▶ [Goal]: Will you transcribe all the entries word for word, skipping the pictures they hold?

(Chart and figure data)
..............................

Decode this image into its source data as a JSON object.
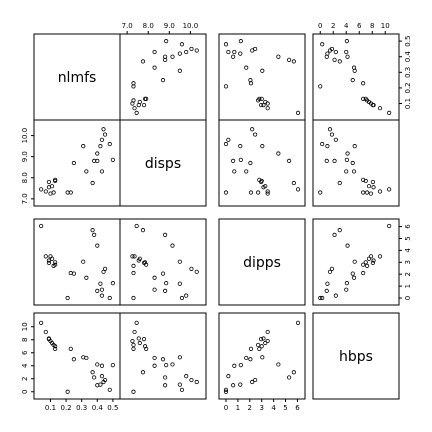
{
  "chart_data": {
    "type": "scatter",
    "variables": [
      "nlmfs",
      "disps",
      "dipps",
      "hbps"
    ],
    "axes": {
      "nlmfs": {
        "range": [
          0.02,
          0.52
        ],
        "ticks": [
          "0.1",
          "0.2",
          "0.3",
          "0.4",
          "0.5"
        ],
        "tick_values": [
          0.1,
          0.2,
          0.3,
          0.4,
          0.5
        ]
      },
      "disps": {
        "range": [
          6.85,
          10.55
        ],
        "ticks": [
          "7.0",
          "8.0",
          "9.0",
          "10.0"
        ],
        "tick_values": [
          7.0,
          8.0,
          9.0,
          10.0
        ]
      },
      "dipps": {
        "range": [
          -0.25,
          6.3
        ],
        "ticks": [
          "0",
          "1",
          "2",
          "3",
          "4",
          "5",
          "6"
        ],
        "tick_values": [
          0,
          1,
          2,
          3,
          4,
          5,
          6
        ]
      },
      "hbps": {
        "range": [
          -0.5,
          11.5
        ],
        "ticks": [
          "0",
          "2",
          "4",
          "6",
          "8",
          "10"
        ],
        "tick_values": [
          0,
          2,
          4,
          6,
          8,
          10
        ]
      }
    },
    "observations": [
      {
        "nlmfs": 0.04,
        "disps": 7.45,
        "dipps": 6.05,
        "hbps": 10.6
      },
      {
        "nlmfs": 0.07,
        "disps": 7.35,
        "dipps": 3.5,
        "hbps": 9.2
      },
      {
        "nlmfs": 0.09,
        "disps": 7.55,
        "dipps": 3.15,
        "hbps": 8.2
      },
      {
        "nlmfs": 0.09,
        "disps": 7.8,
        "dipps": 2.95,
        "hbps": 8.1
      },
      {
        "nlmfs": 0.1,
        "disps": 7.25,
        "dipps": 3.5,
        "hbps": 7.8
      },
      {
        "nlmfs": 0.11,
        "disps": 7.6,
        "dipps": 3.3,
        "hbps": 7.5
      },
      {
        "nlmfs": 0.12,
        "disps": 7.3,
        "dipps": 2.7,
        "hbps": 7.2
      },
      {
        "nlmfs": 0.13,
        "disps": 7.85,
        "dipps": 3.0,
        "hbps": 7.0
      },
      {
        "nlmfs": 0.13,
        "disps": 7.9,
        "dipps": 2.8,
        "hbps": 6.6
      },
      {
        "nlmfs": 0.21,
        "disps": 7.3,
        "dipps": 0.0,
        "hbps": 0.0
      },
      {
        "nlmfs": 0.23,
        "disps": 7.3,
        "dipps": 2.1,
        "hbps": 6.6
      },
      {
        "nlmfs": 0.25,
        "disps": 8.7,
        "dipps": 2.05,
        "hbps": 5.0
      },
      {
        "nlmfs": 0.31,
        "disps": 9.5,
        "dipps": 3.05,
        "hbps": 5.3
      },
      {
        "nlmfs": 0.33,
        "disps": 8.3,
        "dipps": 1.7,
        "hbps": 5.2
      },
      {
        "nlmfs": 0.37,
        "disps": 7.75,
        "dipps": 5.7,
        "hbps": 3.0
      },
      {
        "nlmfs": 0.38,
        "disps": 8.8,
        "dipps": 5.3,
        "hbps": 2.2
      },
      {
        "nlmfs": 0.4,
        "disps": 9.15,
        "dipps": 4.4,
        "hbps": 4.2
      },
      {
        "nlmfs": 0.4,
        "disps": 8.8,
        "dipps": 0.6,
        "hbps": 1.0
      },
      {
        "nlmfs": 0.42,
        "disps": 9.5,
        "dipps": 1.2,
        "hbps": 1.1
      },
      {
        "nlmfs": 0.43,
        "disps": 9.8,
        "dipps": 0.2,
        "hbps": 2.4
      },
      {
        "nlmfs": 0.43,
        "disps": 8.3,
        "dipps": 0.7,
        "hbps": 4.0
      },
      {
        "nlmfs": 0.44,
        "disps": 10.3,
        "dipps": 2.2,
        "hbps": 1.5
      },
      {
        "nlmfs": 0.45,
        "disps": 10.05,
        "dipps": 2.45,
        "hbps": 1.8
      },
      {
        "nlmfs": 0.48,
        "disps": 9.6,
        "dipps": 0.0,
        "hbps": 0.3
      },
      {
        "nlmfs": 0.5,
        "disps": 8.85,
        "dipps": 1.25,
        "hbps": 4.1
      }
    ],
    "legend": "none",
    "grid": false
  }
}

..............................

▶ [Exercise answer]:
Decode this image into its source data as a JSON object.
{
  "chart_data": {
    "type": "scatter",
    "variables": [
      "nlmfs",
      "disps",
      "dipps",
      "hbps"
    ],
    "axes": {
      "nlmfs": {
        "range": [
          0.02,
          0.52
        ],
        "ticks": [
          "0.1",
          "0.2",
          "0.3",
          "0.4",
          "0.5"
        ],
        "tick_values": [
          0.1,
          0.2,
          0.3,
          0.4,
          0.5
        ]
      },
      "disps": {
        "range": [
          6.85,
          10.55
        ],
        "ticks": [
          "7.0",
          "8.0",
          "9.0",
          "10.0"
        ],
        "tick_values": [
          7.0,
          8.0,
          9.0,
          10.0
        ]
      },
      "dipps": {
        "range": [
          -0.25,
          6.3
        ],
        "ticks": [
          "0",
          "1",
          "2",
          "3",
          "4",
          "5",
          "6"
        ],
        "tick_values": [
          0,
          1,
          2,
          3,
          4,
          5,
          6
        ]
      },
      "hbps": {
        "range": [
          -0.5,
          11.5
        ],
        "ticks": [
          "0",
          "2",
          "4",
          "6",
          "8",
          "10"
        ],
        "tick_values": [
          0,
          2,
          4,
          6,
          8,
          10
        ]
      }
    },
    "observations": [
      {
        "nlmfs": 0.04,
        "disps": 7.45,
        "dipps": 6.05,
        "hbps": 10.6
      },
      {
        "nlmfs": 0.07,
        "disps": 7.35,
        "dipps": 3.5,
        "hbps": 9.2
      },
      {
        "nlmfs": 0.09,
        "disps": 7.55,
        "dipps": 3.15,
        "hbps": 8.2
      },
      {
        "nlmfs": 0.09,
        "disps": 7.8,
        "dipps": 2.95,
        "hbps": 8.1
      },
      {
        "nlmfs": 0.1,
        "disps": 7.25,
        "dipps": 3.5,
        "hbps": 7.8
      },
      {
        "nlmfs": 0.11,
        "disps": 7.6,
        "dipps": 3.3,
        "hbps": 7.5
      },
      {
        "nlmfs": 0.12,
        "disps": 7.3,
        "dipps": 2.7,
        "hbps": 7.2
      },
      {
        "nlmfs": 0.13,
        "disps": 7.85,
        "dipps": 3.0,
        "hbps": 7.0
      },
      {
        "nlmfs": 0.13,
        "disps": 7.9,
        "dipps": 2.8,
        "hbps": 6.6
      },
      {
        "nlmfs": 0.21,
        "disps": 7.3,
        "dipps": 0.0,
        "hbps": 0.0
      },
      {
        "nlmfs": 0.23,
        "disps": 7.3,
        "dipps": 2.1,
        "hbps": 6.6
      },
      {
        "nlmfs": 0.25,
        "disps": 8.7,
        "dipps": 2.05,
        "hbps": 5.0
      },
      {
        "nlmfs": 0.31,
        "disps": 9.5,
        "dipps": 3.05,
        "hbps": 5.3
      },
      {
        "nlmfs": 0.33,
        "disps": 8.3,
        "dipps": 1.7,
        "hbps": 5.2
      },
      {
        "nlmfs": 0.37,
        "disps": 7.75,
        "dipps": 5.7,
        "hbps": 3.0
      },
      {
        "nlmfs": 0.38,
        "disps": 8.8,
        "dipps": 5.3,
        "hbps": 2.2
      },
      {
        "nlmfs": 0.4,
        "disps": 9.15,
        "dipps": 4.4,
        "hbps": 4.2
      },
      {
        "nlmfs": 0.4,
        "disps": 8.8,
        "dipps": 0.6,
        "hbps": 1.0
      },
      {
        "nlmfs": 0.42,
        "disps": 9.5,
        "dipps": 1.2,
        "hbps": 1.1
      },
      {
        "nlmfs": 0.43,
        "disps": 9.8,
        "dipps": 0.2,
        "hbps": 2.4
      },
      {
        "nlmfs": 0.43,
        "disps": 8.3,
        "dipps": 0.7,
        "hbps": 4.0
      },
      {
        "nlmfs": 0.44,
        "disps": 10.3,
        "dipps": 2.2,
        "hbps": 1.5
      },
      {
        "nlmfs": 0.45,
        "disps": 10.05,
        "dipps": 2.45,
        "hbps": 1.8
      },
      {
        "nlmfs": 0.48,
        "disps": 9.6,
        "dipps": 0.0,
        "hbps": 0.3
      },
      {
        "nlmfs": 0.5,
        "disps": 8.85,
        "dipps": 1.25,
        "hbps": 4.1
      }
    ],
    "legend": "none",
    "grid": false
  }
}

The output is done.